Goal =
What is the number of lines containing the word "this"? Please answer with that number and nothing more.

[Dataset excerpt]
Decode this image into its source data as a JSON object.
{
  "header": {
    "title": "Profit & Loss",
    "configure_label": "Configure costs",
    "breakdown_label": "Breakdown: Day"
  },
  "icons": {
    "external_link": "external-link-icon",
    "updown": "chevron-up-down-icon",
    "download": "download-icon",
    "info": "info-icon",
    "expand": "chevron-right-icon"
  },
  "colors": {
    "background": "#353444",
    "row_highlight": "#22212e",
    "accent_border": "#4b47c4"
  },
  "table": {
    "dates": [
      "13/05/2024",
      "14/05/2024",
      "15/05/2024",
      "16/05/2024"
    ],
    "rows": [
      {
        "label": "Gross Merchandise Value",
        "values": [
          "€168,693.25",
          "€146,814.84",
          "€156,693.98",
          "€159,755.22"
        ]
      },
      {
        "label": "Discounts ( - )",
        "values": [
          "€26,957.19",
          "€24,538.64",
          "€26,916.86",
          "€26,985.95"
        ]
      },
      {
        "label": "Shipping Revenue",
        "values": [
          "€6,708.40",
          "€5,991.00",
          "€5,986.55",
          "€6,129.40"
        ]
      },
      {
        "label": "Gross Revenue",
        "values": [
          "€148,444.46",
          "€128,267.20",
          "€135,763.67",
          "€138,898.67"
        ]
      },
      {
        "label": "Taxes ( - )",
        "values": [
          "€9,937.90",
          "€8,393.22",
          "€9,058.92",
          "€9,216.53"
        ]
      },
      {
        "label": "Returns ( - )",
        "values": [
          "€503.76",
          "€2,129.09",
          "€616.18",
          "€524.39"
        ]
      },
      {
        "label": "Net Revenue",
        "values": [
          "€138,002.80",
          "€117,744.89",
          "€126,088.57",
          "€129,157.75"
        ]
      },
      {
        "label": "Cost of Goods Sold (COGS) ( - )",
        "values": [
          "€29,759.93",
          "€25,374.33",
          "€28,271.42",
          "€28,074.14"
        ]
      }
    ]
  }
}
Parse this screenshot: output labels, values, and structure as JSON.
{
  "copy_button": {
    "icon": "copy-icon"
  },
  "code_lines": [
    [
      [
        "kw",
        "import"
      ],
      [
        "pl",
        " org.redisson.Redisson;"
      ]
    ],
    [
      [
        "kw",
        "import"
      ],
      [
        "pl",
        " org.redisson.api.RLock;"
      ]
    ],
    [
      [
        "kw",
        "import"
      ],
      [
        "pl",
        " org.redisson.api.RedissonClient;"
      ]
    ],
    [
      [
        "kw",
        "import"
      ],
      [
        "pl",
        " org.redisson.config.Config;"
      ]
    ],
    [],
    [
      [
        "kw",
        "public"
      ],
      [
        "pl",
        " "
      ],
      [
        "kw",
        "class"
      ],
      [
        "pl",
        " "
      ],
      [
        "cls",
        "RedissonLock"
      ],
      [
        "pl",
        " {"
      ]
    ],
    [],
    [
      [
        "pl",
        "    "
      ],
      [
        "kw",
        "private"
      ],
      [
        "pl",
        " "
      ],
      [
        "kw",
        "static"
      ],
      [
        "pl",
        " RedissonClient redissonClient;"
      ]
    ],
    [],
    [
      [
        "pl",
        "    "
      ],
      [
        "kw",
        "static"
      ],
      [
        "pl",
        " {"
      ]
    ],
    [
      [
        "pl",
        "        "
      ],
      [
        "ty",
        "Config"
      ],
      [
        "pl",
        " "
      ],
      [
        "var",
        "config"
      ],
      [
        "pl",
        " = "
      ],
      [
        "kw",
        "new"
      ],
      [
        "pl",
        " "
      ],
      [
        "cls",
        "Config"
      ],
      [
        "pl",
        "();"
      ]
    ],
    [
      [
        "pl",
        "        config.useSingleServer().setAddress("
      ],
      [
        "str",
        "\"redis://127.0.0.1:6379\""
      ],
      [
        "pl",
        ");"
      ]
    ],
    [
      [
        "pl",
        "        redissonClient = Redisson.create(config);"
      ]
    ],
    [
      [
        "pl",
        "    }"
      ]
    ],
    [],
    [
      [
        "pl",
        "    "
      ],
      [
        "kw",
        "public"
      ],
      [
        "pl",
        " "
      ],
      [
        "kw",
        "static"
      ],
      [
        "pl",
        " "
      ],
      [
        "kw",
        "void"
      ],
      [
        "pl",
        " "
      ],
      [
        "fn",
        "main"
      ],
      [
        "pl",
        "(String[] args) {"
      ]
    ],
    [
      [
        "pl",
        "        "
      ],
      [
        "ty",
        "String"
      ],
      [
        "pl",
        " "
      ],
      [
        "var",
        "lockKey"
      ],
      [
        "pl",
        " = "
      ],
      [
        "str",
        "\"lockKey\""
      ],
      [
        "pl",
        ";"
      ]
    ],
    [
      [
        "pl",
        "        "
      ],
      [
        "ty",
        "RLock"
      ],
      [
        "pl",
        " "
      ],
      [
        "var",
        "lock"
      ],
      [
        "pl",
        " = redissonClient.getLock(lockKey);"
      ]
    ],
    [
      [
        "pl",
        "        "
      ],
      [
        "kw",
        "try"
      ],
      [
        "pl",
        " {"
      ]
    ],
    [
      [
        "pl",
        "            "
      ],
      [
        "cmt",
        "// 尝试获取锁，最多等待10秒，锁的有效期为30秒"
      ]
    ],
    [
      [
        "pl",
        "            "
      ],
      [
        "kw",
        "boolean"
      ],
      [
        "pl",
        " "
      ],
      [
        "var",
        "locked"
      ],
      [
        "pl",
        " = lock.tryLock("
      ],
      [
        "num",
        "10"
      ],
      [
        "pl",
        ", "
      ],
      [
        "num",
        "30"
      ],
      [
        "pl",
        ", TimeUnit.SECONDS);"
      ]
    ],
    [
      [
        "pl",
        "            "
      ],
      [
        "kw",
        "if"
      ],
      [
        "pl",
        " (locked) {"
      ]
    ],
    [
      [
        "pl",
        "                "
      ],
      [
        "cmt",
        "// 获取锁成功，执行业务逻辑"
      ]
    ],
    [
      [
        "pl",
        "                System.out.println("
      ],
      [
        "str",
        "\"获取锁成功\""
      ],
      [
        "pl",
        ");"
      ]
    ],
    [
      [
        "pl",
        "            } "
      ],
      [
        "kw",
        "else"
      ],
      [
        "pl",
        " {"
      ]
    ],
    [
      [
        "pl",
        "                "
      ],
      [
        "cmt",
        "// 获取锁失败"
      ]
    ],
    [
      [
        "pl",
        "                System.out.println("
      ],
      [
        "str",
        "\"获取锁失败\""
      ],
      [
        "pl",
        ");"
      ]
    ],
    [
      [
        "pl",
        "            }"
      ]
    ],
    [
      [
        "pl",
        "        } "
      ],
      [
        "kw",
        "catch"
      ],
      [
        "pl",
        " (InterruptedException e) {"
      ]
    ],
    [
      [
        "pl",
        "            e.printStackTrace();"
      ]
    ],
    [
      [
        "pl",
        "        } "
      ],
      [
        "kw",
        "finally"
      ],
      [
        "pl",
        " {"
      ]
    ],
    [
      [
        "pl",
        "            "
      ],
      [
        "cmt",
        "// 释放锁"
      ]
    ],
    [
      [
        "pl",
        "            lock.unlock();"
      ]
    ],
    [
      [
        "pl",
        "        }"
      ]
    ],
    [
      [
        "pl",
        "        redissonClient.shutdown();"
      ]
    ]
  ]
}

Solution =
2